What you have to do: Leave the pictures out, and retype all of the material exactly as written.
--- Materials provided ---
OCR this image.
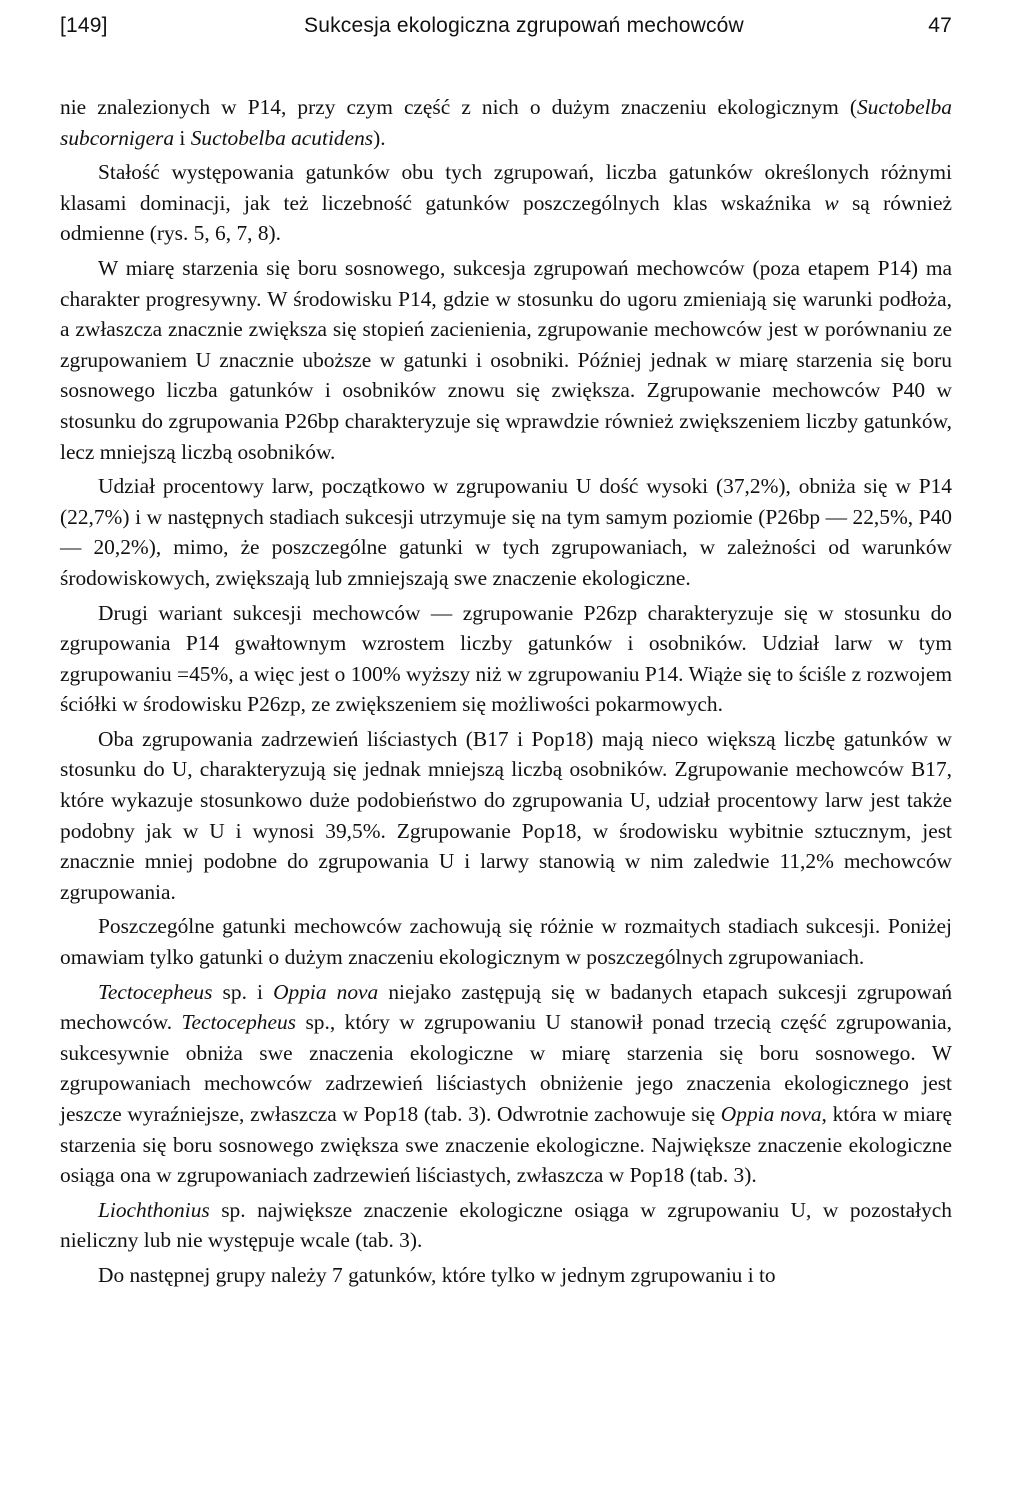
[149]	Sukcesja ekologiczna zgrupowań mechowców	47

nie znalezionych w P14, przy czym część z nich o dużym znaczeniu ekologicznym (Suctobelba subcornigera i Suctobelba acutidens).

Stałość występowania gatunków obu tych zgrupowań, liczba gatunków określonych różnymi klasami dominacji, jak też liczebność gatunków poszczególnych klas wskaźnika w są również odmienne (rys. 5, 6, 7, 8).

W miarę starzenia się boru sosnowego, sukcesja zgrupowań mechowców (poza etapem P14) ma charakter progresywny. W środowisku P14, gdzie w stosunku do ugoru zmieniają się warunki podłoża, a zwłaszcza znacznie zwiększa się stopień zacienienia, zgrupowanie mechowców jest w porównaniu ze zgrupowaniem U znacznie uboższe w gatunki i osobniki. Później jednak w miarę starzenia się boru sosnowego liczba gatunków i osobników znowu się zwiększa. Zgrupowanie mechowców P40 w stosunku do zgrupowania P26bp charakteryzuje się wprawdzie również zwiększeniem liczby gatunków, lecz mniejszą liczbą osobników.

Udział procentowy larw, początkowo w zgrupowaniu U dość wysoki (37,2%), obniża się w P14 (22,7%) i w następnych stadiach sukcesji utrzymuje się na tym samym poziomie (P26bp — 22,5%, P40 — 20,2%), mimo, że poszczególne gatunki w tych zgrupowaniach, w zależności od warunków środowiskowych, zwiększają lub zmniejszają swe znaczenie ekologiczne.

Drugi wariant sukcesji mechowców — zgrupowanie P26zp charakteryzuje się w stosunku do zgrupowania P14 gwałtownym wzrostem liczby gatunków i osobników. Udział larw w tym zgrupowaniu =45%, a więc jest o 100% wyższy niż w zgrupowaniu P14. Wiąże się to ściśle z rozwojem ściółki w środowisku P26zp, ze zwiększeniem się możliwości pokarmowych.

Oba zgrupowania zadrzewień liściastych (B17 i Pop18) mają nieco większą liczbę gatunków w stosunku do U, charakteryzują się jednak mniejszą liczbą osobników. Zgrupowanie mechowców B17, które wykazuje stosunkowo duże podobieństwo do zgrupowania U, udział procentowy larw jest także podobny jak w U i wynosi 39,5%. Zgrupowanie Pop18, w środowisku wybitnie sztucznym, jest znacznie mniej podobne do zgrupowania U i larwy stanowią w nim zaledwie 11,2% mechowców zgrupowania.

Poszczególne gatunki mechowców zachowują się różnie w rozmaitych stadiach sukcesji. Poniżej omawiam tylko gatunki o dużym znaczeniu ekologicznym w poszczególnych zgrupowaniach.

Tectocepheus sp. i Oppia nova niejako zastępują się w badanych etapach sukcesji zgrupowań mechowców. Tectocepheus sp., który w zgrupowaniu U stanowił ponad trzecią część zgrupowania, sukcesywnie obniża swe znaczenia ekologiczne w miarę starzenia się boru sosnowego. W zgrupowaniach mechowców zadrzewień liściastych obniżenie jego znaczenia ekologicznego jest jeszcze wyraźniejsze, zwłaszcza w Pop18 (tab. 3). Odwrotnie zachowuje się Oppia nova, która w miarę starzenia się boru sosnowego zwiększa swe znaczenie ekologiczne. Największe znaczenie ekologiczne osiąga ona w zgrupowaniach zadrzewień liściastych, zwłaszcza w Pop18 (tab. 3).

Liochthonius sp. największe znaczenie ekologiczne osiąga w zgrupowaniu U, w pozostałych nieliczny lub nie występuje wcale (tab. 3).

Do następnej grupy należy 7 gatunków, które tylko w jednym zgrupowaniu i to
---
Written solution:
OCR this image.
[149]	Sukcesja ekologiczna zgrupowań mechowców	47

nie znalezionych w P14, przy czym część z nich o dużym znaczeniu ekologicznym (Suctobelba subcornigera i Suctobelba acutidens).

Stałość występowania gatunków obu tych zgrupowań, liczba gatunków określonych różnymi klasami dominacji, jak też liczebność gatunków poszczególnych klas wskaźnika w są również odmienne (rys. 5, 6, 7, 8).

W miarę starzenia się boru sosnowego, sukcesja zgrupowań mechowców (poza etapem P14) ma charakter progresywny. W środowisku P14, gdzie w stosunku do ugoru zmieniają się warunki podłoża, a zwłaszcza znacznie zwiększa się stopień zacienienia, zgrupowanie mechowców jest w porównaniu ze zgrupowaniem U znacznie uboższe w gatunki i osobniki. Później jednak w miarę starzenia się boru sosnowego liczba gatunków i osobników znowu się zwiększa. Zgrupowanie mechowców P40 w stosunku do zgrupowania P26bp charakteryzuje się wprawdzie również zwiększeniem liczby gatunków, lecz mniejszą liczbą osobników.

Udział procentowy larw, początkowo w zgrupowaniu U dość wysoki (37,2%), obniża się w P14 (22,7%) i w następnych stadiach sukcesji utrzymuje się na tym samym poziomie (P26bp — 22,5%, P40 — 20,2%), mimo, że poszczególne gatunki w tych zgrupowaniach, w zależności od warunków środowiskowych, zwiększają lub zmniejszają swe znaczenie ekologiczne.

Drugi wariant sukcesji mechowców — zgrupowanie P26zp charakteryzuje się w stosunku do zgrupowania P14 gwałtownym wzrostem liczby gatunków i osobników. Udział larw w tym zgrupowaniu =45%, a więc jest o 100% wyższy niż w zgrupowaniu P14. Wiąże się to ściśle z rozwojem ściółki w środowisku P26zp, ze zwiększeniem się możliwości pokarmowych.

Oba zgrupowania zadrzewień liściastych (B17 i Pop18) mają nieco większą liczbę gatunków w stosunku do U, charakteryzują się jednak mniejszą liczbą osobników. Zgrupowanie mechowców B17, które wykazuje stosunkowo duże podobieństwo do zgrupowania U, udział procentowy larw jest także podobny jak w U i wynosi 39,5%. Zgrupowanie Pop18, w środowisku wybitnie sztucznym, jest znacznie mniej podobne do zgrupowania U i larwy stanowią w nim zaledwie 11,2% mechowców zgrupowania.

Poszczególne gatunki mechowców zachowują się różnie w rozmaitych stadiach sukcesji. Poniżej omawiam tylko gatunki o dużym znaczeniu ekologicznym w poszczególnych zgrupowaniach.

Tectocepheus sp. i Oppia nova niejako zastępują się w badanych etapach sukcesji zgrupowań mechowców. Tectocepheus sp., który w zgrupowaniu U stanowił ponad trzecią część zgrupowania, sukcesywnie obniża swe znaczenia ekologiczne w miarę starzenia się boru sosnowego. W zgrupowaniach mechowców zadrzewień liściastych obniżenie jego znaczenia ekologicznego jest jeszcze wyraźniejsze, zwłaszcza w Pop18 (tab. 3). Odwrotnie zachowuje się Oppia nova, która w miarę starzenia się boru sosnowego zwiększa swe znaczenie ekologiczne. Największe znaczenie ekologiczne osiąga ona w zgrupowaniach zadrzewień liściastych, zwłaszcza w Pop18 (tab. 3).

Liochthonius sp. największe znaczenie ekologiczne osiąga w zgrupowaniu U, w pozostałych nieliczny lub nie występuje wcale (tab. 3).

Do następnej grupy należy 7 gatunków, które tylko w jednym zgrupowaniu i to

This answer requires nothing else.